--- BEGIN ---
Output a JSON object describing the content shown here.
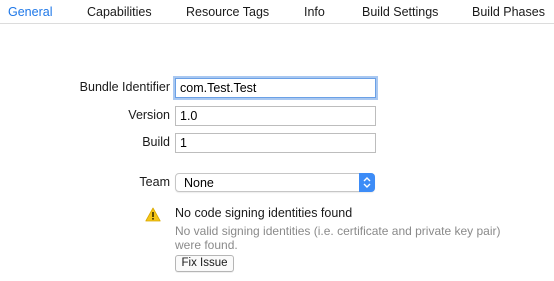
{
  "tabs": [
    {
      "label": "General",
      "selected": true
    },
    {
      "label": "Capabilities",
      "selected": false
    },
    {
      "label": "Resource Tags",
      "selected": false
    },
    {
      "label": "Info",
      "selected": false
    },
    {
      "label": "Build Settings",
      "selected": false
    },
    {
      "label": "Build Phases",
      "selected": false
    }
  ],
  "identity": {
    "bundle_identifier_label": "Bundle Identifier",
    "bundle_identifier_value": "com.Test.Test",
    "version_label": "Version",
    "version_value": "1.0",
    "build_label": "Build",
    "build_value": "1"
  },
  "signing": {
    "team_label": "Team",
    "team_value": "None",
    "warning_icon": "warning-triangle-icon",
    "warning_title": "No code signing identities found",
    "warning_description": "No valid signing identities (i.e. certificate and private key pair) were found.",
    "fix_button_label": "Fix Issue"
  },
  "colors": {
    "accent": "#1f78e8",
    "popup_arrow_bg": "#3d8cf7",
    "warning_yellow": "#f5c518",
    "secondary_text": "#8a8a8a"
  }
}
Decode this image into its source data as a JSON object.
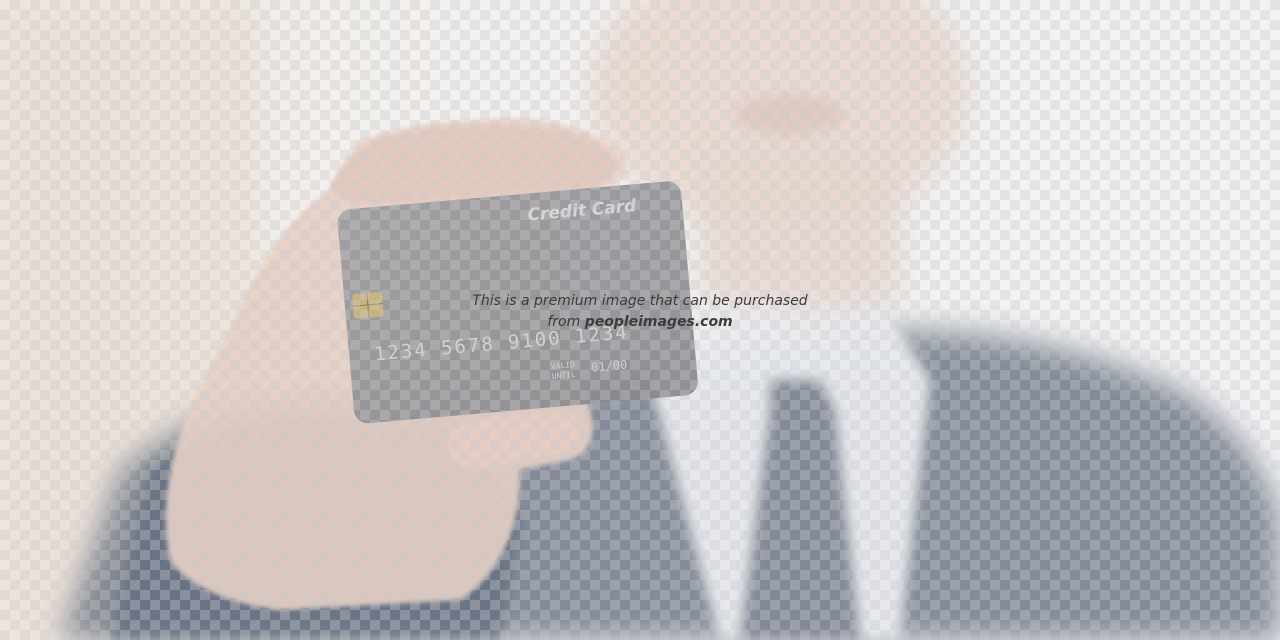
{
  "image": {
    "subject": "man in suit holding credit card toward camera",
    "card": {
      "brand_text": "Credit Card",
      "number_groups": [
        "1234",
        "5678",
        "9100",
        "1234"
      ],
      "valid_label": "VALID UNTIL",
      "expiry": "01/00"
    }
  },
  "watermark": {
    "line1": "This is a premium image that can be purchased",
    "line2_prefix": "from ",
    "line2_site": "peopleimages.com"
  },
  "colors": {
    "background": "#f4f4f4",
    "suit": "#5b6779",
    "shirt": "#e9e9ec",
    "skin": "#e5cfc3",
    "card": "#8b8b8f"
  }
}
--- END ---
WHAT YOU SHOULD DO:
Using the entries above, return each line that includes the word "found".

THE RESULT:
    "warning_title": "No code signing identities found",
    "warning_description": "No valid signing identities (i.e. certificate and private key pair) were found.",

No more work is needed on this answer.